● **WRITTEN PROBLEM**:
Reproduce the items below, replacing "significance-star" with "asterisk-mark" wherever it occurs and leaving everything else as it is.

● **DATA TO PROCESS**:
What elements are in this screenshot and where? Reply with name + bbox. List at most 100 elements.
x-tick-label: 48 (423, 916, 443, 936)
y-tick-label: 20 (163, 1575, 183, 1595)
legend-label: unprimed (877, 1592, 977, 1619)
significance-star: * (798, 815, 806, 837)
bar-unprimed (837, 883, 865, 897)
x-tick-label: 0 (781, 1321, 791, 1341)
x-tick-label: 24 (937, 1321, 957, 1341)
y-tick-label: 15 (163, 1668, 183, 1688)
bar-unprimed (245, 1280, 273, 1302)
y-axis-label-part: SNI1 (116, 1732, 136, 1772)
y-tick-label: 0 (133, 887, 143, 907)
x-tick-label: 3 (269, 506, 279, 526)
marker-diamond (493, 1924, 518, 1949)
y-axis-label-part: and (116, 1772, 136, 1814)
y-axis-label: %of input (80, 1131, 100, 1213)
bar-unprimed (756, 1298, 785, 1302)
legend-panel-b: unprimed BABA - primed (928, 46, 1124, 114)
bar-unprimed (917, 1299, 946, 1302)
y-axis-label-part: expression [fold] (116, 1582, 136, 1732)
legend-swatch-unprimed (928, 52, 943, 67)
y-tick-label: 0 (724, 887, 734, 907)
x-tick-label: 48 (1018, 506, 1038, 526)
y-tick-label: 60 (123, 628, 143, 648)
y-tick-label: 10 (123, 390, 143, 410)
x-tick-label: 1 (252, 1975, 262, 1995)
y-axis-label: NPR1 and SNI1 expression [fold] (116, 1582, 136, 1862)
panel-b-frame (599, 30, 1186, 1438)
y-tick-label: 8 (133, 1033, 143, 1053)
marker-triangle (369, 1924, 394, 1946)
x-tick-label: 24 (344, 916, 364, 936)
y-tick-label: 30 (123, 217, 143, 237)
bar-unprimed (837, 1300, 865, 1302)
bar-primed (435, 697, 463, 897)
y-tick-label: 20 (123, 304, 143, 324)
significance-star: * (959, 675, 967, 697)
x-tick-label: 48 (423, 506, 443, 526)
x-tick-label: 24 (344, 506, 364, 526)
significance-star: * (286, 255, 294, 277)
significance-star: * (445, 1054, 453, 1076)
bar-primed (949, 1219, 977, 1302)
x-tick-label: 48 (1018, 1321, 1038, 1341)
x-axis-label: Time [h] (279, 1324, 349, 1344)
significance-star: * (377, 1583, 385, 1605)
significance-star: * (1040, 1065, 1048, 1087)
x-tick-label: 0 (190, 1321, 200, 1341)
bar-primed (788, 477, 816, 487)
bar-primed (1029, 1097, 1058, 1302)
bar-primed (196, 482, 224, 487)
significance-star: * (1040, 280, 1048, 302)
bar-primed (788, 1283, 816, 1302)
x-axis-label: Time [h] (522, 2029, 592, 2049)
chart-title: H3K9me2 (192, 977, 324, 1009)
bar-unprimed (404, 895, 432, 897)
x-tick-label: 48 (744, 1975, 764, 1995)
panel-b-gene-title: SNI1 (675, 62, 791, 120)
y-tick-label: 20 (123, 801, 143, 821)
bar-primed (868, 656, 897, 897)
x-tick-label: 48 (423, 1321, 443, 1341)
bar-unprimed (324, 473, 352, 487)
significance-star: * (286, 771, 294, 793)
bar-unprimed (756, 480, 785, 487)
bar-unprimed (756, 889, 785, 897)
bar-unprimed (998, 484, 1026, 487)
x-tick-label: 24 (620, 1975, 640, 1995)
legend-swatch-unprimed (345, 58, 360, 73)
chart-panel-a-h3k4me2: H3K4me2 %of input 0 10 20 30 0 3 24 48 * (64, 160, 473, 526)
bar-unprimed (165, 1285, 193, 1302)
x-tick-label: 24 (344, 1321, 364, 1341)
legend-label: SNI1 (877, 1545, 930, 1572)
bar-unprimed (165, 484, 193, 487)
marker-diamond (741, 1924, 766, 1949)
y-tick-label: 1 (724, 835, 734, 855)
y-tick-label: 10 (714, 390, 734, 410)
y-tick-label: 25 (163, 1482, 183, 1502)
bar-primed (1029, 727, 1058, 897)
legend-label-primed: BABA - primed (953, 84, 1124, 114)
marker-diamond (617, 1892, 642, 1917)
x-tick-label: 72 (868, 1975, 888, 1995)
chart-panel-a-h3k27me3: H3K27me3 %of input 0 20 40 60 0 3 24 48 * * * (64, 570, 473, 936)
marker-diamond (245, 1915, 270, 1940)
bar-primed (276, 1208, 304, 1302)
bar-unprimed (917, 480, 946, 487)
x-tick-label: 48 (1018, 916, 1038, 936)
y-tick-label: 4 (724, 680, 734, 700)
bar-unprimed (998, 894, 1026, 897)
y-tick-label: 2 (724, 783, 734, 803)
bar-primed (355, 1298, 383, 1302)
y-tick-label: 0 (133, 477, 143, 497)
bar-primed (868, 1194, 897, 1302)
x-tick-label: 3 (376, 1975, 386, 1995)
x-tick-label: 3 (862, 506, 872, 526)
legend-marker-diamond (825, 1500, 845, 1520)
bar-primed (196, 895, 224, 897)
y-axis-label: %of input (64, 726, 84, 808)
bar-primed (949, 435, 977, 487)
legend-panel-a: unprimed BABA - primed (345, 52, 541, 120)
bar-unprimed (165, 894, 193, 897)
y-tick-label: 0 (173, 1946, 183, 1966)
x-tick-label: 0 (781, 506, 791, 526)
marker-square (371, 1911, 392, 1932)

● **WORKED ANSWER**:
What elements are in this screenshot and where? Reply with name + bbox. List at most 100 elements.
x-tick-label: 48 (423, 916, 443, 936)
y-tick-label: 20 (163, 1575, 183, 1595)
legend-label: unprimed (877, 1592, 977, 1619)
asterisk-mark: * (798, 815, 806, 837)
bar-unprimed (837, 883, 865, 897)
x-tick-label: 0 (781, 1321, 791, 1341)
x-tick-label: 24 (937, 1321, 957, 1341)
y-tick-label: 15 (163, 1668, 183, 1688)
bar-unprimed (245, 1280, 273, 1302)
y-axis-label-part: SNI1 (116, 1732, 136, 1772)
y-tick-label: 0 (133, 887, 143, 907)
x-tick-label: 3 (269, 506, 279, 526)
marker-diamond (493, 1924, 518, 1949)
y-axis-label-part: and (116, 1772, 136, 1814)
y-axis-label: %of input (80, 1131, 100, 1213)
bar-unprimed (756, 1298, 785, 1302)
legend-panel-b: unprimed BABA - primed (928, 46, 1124, 114)
bar-unprimed (917, 1299, 946, 1302)
y-axis-label-part: expression [fold] (116, 1582, 136, 1732)
legend-swatch-unprimed (928, 52, 943, 67)
y-tick-label: 0 (724, 887, 734, 907)
x-tick-label: 48 (1018, 506, 1038, 526)
y-tick-label: 60 (123, 628, 143, 648)
y-tick-label: 10 (123, 390, 143, 410)
x-tick-label: 1 (252, 1975, 262, 1995)
y-axis-label: NPR1 and SNI1 expression [fold] (116, 1582, 136, 1862)
panel-b-frame (599, 30, 1186, 1438)
y-tick-label: 8 (133, 1033, 143, 1053)
marker-triangle (369, 1924, 394, 1946)
x-tick-label: 24 (344, 916, 364, 936)
y-tick-label: 30 (123, 217, 143, 237)
bar-unprimed (837, 1300, 865, 1302)
bar-primed (435, 697, 463, 897)
y-tick-label: 20 (123, 304, 143, 324)
asterisk-mark: * (959, 675, 967, 697)
x-tick-label: 48 (423, 506, 443, 526)
x-tick-label: 24 (344, 506, 364, 526)
asterisk-mark: * (286, 255, 294, 277)
asterisk-mark: * (445, 1054, 453, 1076)
bar-primed (949, 1219, 977, 1302)
x-tick-label: 48 (1018, 1321, 1038, 1341)
x-axis-label: Time [h] (279, 1324, 349, 1344)
asterisk-mark: * (377, 1583, 385, 1605)
asterisk-mark: * (1040, 1065, 1048, 1087)
x-tick-label: 0 (190, 1321, 200, 1341)
bar-primed (788, 477, 816, 487)
bar-primed (1029, 1097, 1058, 1302)
bar-primed (196, 482, 224, 487)
asterisk-mark: * (1040, 280, 1048, 302)
bar-primed (788, 1283, 816, 1302)
x-axis-label: Time [h] (522, 2029, 592, 2049)
chart-title: H3K9me2 (192, 977, 324, 1009)
bar-unprimed (404, 895, 432, 897)
x-tick-label: 48 (744, 1975, 764, 1995)
panel-b-gene-title: SNI1 (675, 62, 791, 120)
y-tick-label: 20 (123, 801, 143, 821)
bar-primed (868, 656, 897, 897)
x-tick-label: 48 (423, 1321, 443, 1341)
bar-unprimed (324, 473, 352, 487)
asterisk-mark: * (286, 771, 294, 793)
bar-unprimed (756, 480, 785, 487)
bar-unprimed (756, 889, 785, 897)
bar-unprimed (998, 484, 1026, 487)
x-tick-label: 24 (620, 1975, 640, 1995)
legend-swatch-unprimed (345, 58, 360, 73)
chart-panel-a-h3k4me2: H3K4me2 %of input 0 10 20 30 0 3 24 48 * (64, 160, 473, 526)
bar-unprimed (165, 1285, 193, 1302)
x-tick-label: 24 (344, 1321, 364, 1341)
legend-label: SNI1 (877, 1545, 930, 1572)
bar-unprimed (165, 484, 193, 487)
marker-diamond (741, 1924, 766, 1949)
y-tick-label: 1 (724, 835, 734, 855)
y-tick-label: 10 (714, 390, 734, 410)
y-tick-label: 25 (163, 1482, 183, 1502)
bar-primed (1029, 727, 1058, 897)
legend-label-primed: BABA - primed (953, 84, 1124, 114)
marker-diamond (617, 1892, 642, 1917)
x-tick-label: 72 (868, 1975, 888, 1995)
chart-panel-a-h3k27me3: H3K27me3 %of input 0 20 40 60 0 3 24 48 * * * (64, 570, 473, 936)
marker-diamond (245, 1915, 270, 1940)
bar-primed (276, 1208, 304, 1302)
bar-unprimed (917, 480, 946, 487)
x-tick-label: 48 (1018, 916, 1038, 936)
y-tick-label: 4 (724, 680, 734, 700)
bar-unprimed (998, 894, 1026, 897)
y-tick-label: 2 (724, 783, 734, 803)
bar-primed (355, 1298, 383, 1302)
y-tick-label: 0 (133, 477, 143, 497)
bar-primed (868, 1194, 897, 1302)
x-tick-label: 3 (376, 1975, 386, 1995)
x-tick-label: 3 (862, 506, 872, 526)
legend-marker-diamond (825, 1500, 845, 1520)
bar-primed (196, 895, 224, 897)
y-axis-label: %of input (64, 726, 84, 808)
bar-primed (949, 435, 977, 487)
legend-panel-a: unprimed BABA - primed (345, 52, 541, 120)
bar-unprimed (165, 894, 193, 897)
y-tick-label: 0 (173, 1946, 183, 1966)
x-tick-label: 0 (781, 506, 791, 526)
marker-square (371, 1911, 392, 1932)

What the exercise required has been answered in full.